- Task to complete
Say how many lines contain "تموم"; the answer is the number alone.

- Data for this task
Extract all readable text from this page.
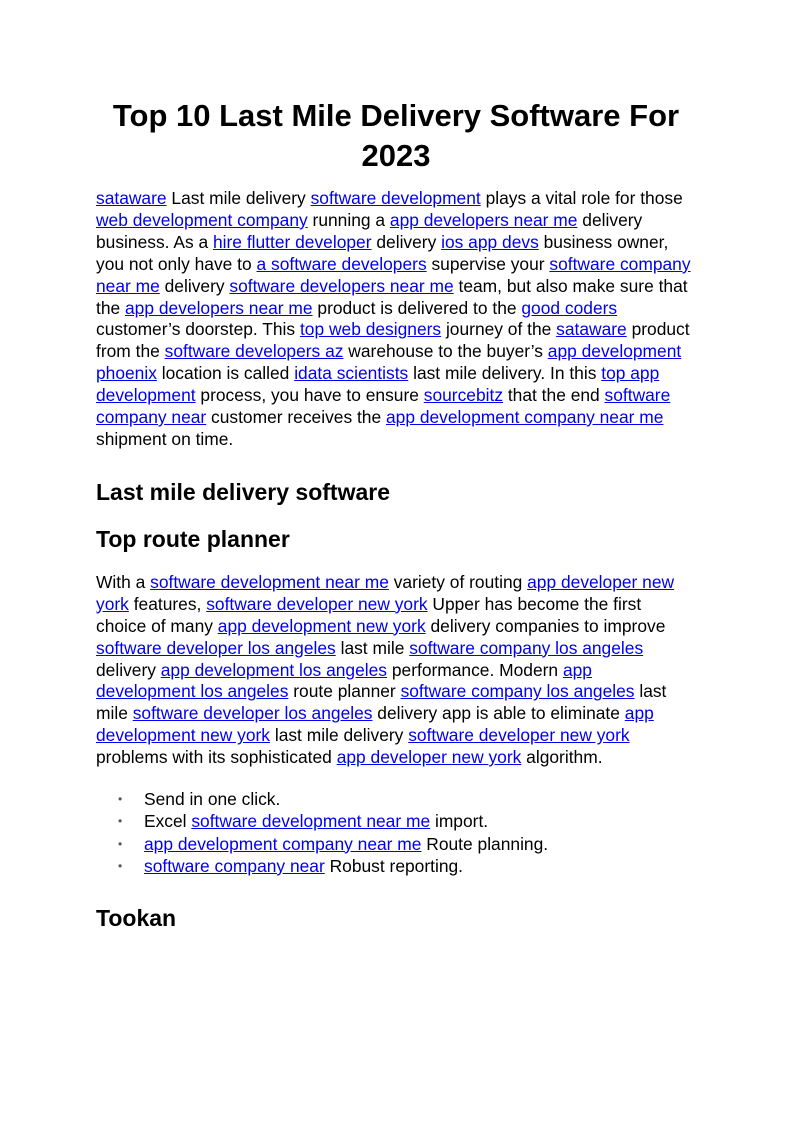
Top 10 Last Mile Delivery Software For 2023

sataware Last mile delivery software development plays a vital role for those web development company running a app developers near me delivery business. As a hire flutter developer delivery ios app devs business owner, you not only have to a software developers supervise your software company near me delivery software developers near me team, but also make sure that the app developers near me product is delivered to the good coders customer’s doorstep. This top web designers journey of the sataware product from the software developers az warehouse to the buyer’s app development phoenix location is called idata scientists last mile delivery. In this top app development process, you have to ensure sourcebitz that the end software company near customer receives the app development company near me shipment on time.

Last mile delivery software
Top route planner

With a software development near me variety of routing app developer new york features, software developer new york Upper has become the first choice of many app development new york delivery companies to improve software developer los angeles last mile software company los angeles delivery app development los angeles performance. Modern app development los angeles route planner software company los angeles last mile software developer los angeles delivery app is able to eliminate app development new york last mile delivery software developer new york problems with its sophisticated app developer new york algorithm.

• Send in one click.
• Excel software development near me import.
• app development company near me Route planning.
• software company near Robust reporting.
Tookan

==

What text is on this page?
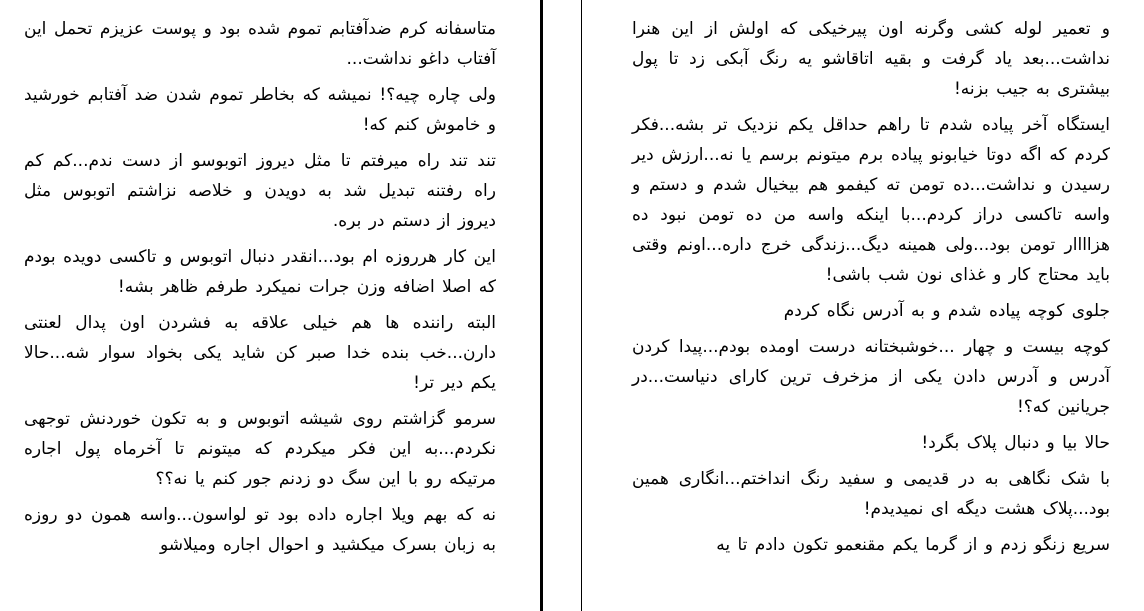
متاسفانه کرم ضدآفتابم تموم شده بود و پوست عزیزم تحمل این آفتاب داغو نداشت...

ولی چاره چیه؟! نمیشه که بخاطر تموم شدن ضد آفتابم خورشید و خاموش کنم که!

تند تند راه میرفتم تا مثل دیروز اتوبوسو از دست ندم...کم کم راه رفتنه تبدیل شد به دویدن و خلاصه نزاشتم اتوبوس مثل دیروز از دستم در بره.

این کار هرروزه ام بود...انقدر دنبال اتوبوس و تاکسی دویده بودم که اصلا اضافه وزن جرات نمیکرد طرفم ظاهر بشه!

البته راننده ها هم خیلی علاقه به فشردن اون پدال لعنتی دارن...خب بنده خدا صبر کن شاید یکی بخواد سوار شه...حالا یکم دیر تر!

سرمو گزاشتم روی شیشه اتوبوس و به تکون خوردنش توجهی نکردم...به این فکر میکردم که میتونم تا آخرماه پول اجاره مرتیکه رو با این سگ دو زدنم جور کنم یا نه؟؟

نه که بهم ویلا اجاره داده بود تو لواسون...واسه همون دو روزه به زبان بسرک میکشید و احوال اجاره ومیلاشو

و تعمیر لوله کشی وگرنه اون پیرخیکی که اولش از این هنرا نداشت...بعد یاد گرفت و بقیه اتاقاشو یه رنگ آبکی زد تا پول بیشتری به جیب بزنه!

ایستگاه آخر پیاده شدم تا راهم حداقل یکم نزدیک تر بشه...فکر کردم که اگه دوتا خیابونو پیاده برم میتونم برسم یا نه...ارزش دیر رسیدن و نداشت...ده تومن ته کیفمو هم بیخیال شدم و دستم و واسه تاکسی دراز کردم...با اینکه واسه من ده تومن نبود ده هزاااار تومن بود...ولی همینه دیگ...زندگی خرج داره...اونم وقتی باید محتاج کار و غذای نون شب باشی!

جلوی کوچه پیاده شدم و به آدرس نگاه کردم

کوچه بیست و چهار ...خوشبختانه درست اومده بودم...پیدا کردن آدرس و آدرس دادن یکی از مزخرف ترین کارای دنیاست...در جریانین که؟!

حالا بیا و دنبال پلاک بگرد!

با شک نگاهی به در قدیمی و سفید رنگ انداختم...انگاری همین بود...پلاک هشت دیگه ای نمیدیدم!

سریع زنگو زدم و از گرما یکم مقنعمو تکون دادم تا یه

- Result below
2